[Figure data in JSON]

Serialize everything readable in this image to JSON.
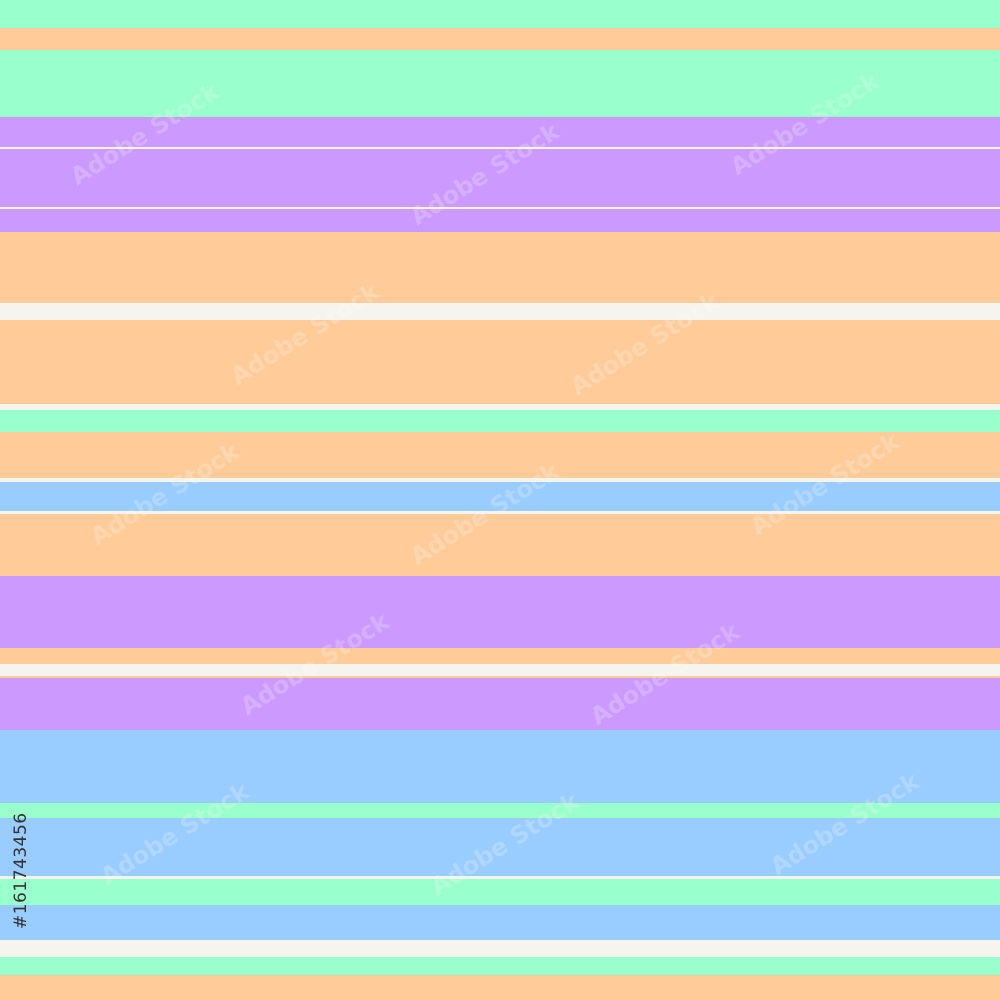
{
  "image_id": "#161743456",
  "watermark": "Adobe Stock"
}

- **EXERCISE DIRECTIONS**
Extract all the entries word for word; omit any pictures.

- **PROBLEM SOLUTION**
Serialize everything readable in this image to JSON.
{
  "image_id": "#161743456",
  "watermark": "Adobe Stock"
}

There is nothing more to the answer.